» STUDY TEXT:
════════════════════

KISS - I Was Made for Lovin' You '79
Monday, July 20, 2020
Whew, I return to the comfortable confines of WordPress where I can happily tag my CSS excursions.
While my Jekyll/GitHub Pages experiment was a fun challenge, my results-to-development ratio was far too low! I honestly had no plans to learn JavaScript on the fly, yet, to get some basic functionality online or fix something that should just work, I had to pore over all sorts of Google results…and when you start seeing your own site pop up in Google about the issue you're having, you know there's some scant info out there.
So, I return to WordPress with all the easy extended functionality that it provides! I'm paying $3/month to host my stuff. I think it's worth it, especially as I just broke from ProtonMail which charged $5/month just to use a custom domain for email.
And NOW, I can focus on content generation and what I want to accomplish for the rest of the year including what I want to do with the Expeditions.
The 13th Expedition is not about workouts. At the outset, it has been a cruise into the rays of the night turned speedboat into the horizon. I know I made a declarative last week as to how I was developing a program—I still am, by the way—but, again, I am wooed by the novelty of having an entire Expedition based on no workouts (sans the first few days) in an unmonitored calorie context, while listening to my hunger. I recognize that workouts call for more resources. And yes, in the past, I had an ironfist will to maintain that 1000-1200 ceiling.
All that aside, my first workout will come on Thursday, July 30—I know, it sounds as though I'm trumpeting it more than I ought. It'll be the start of The 14th.
Blue Öyster Cult – Burnin' for You '81
Sunday, July 19, 2020
...and tada! I am now on GitHub Pages, though my audience may not know that until tomorrow once the DNS propagates across the Internet.
Late last night, I wiped out my WordPress install for this move, but this morning I had second thoughts. After doing the worn WP-CLI route and updating the configs, specifically regarding comments, I realized, "This is a bloaty hassle."
Therefore, I just tore it all down and...well, here I am.
There's a few tweaks I need to do. I went with the Minimal-Mistakes theme just because I already had it customized to my CSS/HTML, though I'd like to find a DataTables solution that works...assuming I don't go ahead and run down what in the theme breaks the functionality. Right now, I'm just going with a bland non-sortable markdown table.

════════════════════

» EXERCISE DATA:
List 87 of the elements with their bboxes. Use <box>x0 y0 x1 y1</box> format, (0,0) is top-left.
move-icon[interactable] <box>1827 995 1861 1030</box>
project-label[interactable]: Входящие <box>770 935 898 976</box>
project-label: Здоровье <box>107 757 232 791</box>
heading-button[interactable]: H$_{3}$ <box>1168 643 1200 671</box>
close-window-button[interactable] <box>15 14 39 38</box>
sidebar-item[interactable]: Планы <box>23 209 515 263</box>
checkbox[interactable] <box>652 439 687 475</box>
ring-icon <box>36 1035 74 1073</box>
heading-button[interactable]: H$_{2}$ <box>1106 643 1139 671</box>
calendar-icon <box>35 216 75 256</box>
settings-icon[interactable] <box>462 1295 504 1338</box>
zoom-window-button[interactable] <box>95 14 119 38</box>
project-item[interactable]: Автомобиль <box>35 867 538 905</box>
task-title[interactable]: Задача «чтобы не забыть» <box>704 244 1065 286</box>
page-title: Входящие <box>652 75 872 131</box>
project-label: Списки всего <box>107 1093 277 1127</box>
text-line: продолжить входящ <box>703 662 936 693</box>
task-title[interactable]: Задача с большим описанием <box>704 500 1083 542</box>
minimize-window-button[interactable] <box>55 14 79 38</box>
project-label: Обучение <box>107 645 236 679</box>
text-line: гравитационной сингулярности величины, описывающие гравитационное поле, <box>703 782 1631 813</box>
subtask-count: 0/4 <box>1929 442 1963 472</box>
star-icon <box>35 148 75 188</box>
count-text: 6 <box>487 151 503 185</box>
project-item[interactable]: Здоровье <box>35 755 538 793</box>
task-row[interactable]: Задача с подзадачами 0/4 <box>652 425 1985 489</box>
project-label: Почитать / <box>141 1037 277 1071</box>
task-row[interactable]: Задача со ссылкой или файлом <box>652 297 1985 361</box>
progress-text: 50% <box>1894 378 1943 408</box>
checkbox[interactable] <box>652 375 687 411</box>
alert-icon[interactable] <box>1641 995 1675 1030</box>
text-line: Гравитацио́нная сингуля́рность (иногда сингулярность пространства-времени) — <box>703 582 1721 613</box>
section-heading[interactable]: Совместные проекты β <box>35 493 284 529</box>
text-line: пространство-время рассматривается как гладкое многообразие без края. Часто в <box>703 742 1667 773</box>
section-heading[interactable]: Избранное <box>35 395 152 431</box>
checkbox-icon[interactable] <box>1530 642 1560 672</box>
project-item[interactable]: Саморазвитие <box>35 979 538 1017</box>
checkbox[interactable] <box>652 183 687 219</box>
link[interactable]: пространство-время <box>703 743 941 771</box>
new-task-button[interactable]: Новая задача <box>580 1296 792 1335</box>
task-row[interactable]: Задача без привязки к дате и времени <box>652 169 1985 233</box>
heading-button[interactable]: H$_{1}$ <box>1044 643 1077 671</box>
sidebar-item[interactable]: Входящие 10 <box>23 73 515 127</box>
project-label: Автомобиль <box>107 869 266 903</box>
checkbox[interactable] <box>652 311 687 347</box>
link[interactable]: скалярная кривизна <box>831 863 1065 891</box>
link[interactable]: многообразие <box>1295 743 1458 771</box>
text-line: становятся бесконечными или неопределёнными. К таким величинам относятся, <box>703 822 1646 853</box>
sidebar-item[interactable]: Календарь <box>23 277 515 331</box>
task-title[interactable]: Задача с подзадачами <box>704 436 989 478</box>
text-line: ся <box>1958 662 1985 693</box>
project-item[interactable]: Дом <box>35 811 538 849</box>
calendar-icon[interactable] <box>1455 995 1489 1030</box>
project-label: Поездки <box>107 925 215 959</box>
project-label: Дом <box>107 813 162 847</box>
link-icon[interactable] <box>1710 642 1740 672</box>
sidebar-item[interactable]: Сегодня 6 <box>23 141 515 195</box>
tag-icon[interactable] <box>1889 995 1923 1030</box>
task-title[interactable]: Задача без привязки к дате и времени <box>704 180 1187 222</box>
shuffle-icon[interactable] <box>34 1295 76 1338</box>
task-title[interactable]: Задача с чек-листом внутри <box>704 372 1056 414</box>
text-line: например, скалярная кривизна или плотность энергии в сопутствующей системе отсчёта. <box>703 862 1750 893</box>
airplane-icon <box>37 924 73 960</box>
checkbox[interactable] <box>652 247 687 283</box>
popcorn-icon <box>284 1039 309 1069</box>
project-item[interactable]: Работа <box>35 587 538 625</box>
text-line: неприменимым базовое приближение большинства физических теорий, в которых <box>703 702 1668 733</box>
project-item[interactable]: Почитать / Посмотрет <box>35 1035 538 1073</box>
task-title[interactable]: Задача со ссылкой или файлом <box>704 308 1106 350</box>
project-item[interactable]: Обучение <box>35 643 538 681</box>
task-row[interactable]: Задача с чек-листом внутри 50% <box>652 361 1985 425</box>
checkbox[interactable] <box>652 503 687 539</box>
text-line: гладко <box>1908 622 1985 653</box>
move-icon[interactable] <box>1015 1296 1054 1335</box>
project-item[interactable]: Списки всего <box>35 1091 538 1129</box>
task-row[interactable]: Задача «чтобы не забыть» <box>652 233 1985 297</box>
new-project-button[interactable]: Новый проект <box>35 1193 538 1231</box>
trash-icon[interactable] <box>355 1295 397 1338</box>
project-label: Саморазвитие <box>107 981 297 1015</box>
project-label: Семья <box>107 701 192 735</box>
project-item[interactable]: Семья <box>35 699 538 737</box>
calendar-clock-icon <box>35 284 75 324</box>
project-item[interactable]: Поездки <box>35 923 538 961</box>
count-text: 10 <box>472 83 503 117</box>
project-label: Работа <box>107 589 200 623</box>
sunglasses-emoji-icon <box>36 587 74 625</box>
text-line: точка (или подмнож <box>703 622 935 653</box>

════════════════════

» WORK TO COMPLETE:
**1)** In the blog posts above the lines, how much does the writer pay per month to host the site after returning to WordPress?
**2)** Continue the blog posts about moving the site off WordPress, starting after their final sentence.

» ANSWERS FOR THIS EXERCISE:
**1)** $3 per month.

**2)**
I'd like to move on from site setup/design to a greater fitness orientation. Once the site is established, updates will be easy.
I'd like to find use a clockdown clock solution for The 13th Expedition's weigh-in on July 30th. I'm likely moving away from Last.fm integration. It's such a ghost town anymore, reminiscent of a dusty player piano in a forgotten Old West saloon.
Bad Company - Rock 'n' Roll Fantasy '79
Saturday, July 18, 2020
While I was very close to making my final move to GitHub, I never could get DataTables to work, which is weird, since I have no problems in doing so with a basic HTML file. After doing ALL sorts of Googling over the matter, I felt like outside of a random Reddit unresolved question from 3 years ago, I was the only person in the world to experience this.
So, I went back to the basics, and ran a brand-new instance of Jekyll. No problem. I did the same for the theme I'm using...bingo. Yeah, the inaptly-named minimal-mistakes has a glaring one! Now, I could spend time running down the exact issue, but as it is, I'm not exactly big on the author's breaking of front matter conventions, but C'MON, leaving DataTables off the table in a static page context?
What irks me is that I FINALLY had my design in place, very nearly replicating my WordPress install sans the dynamic elements, though I could very go with a JavaScript replacement for the countdown clock since computer clocks are far more accurate than they were back in the 90s.
I look forward to leaving all of this setup behind so that I can get back to thinking how I can optimize fitness.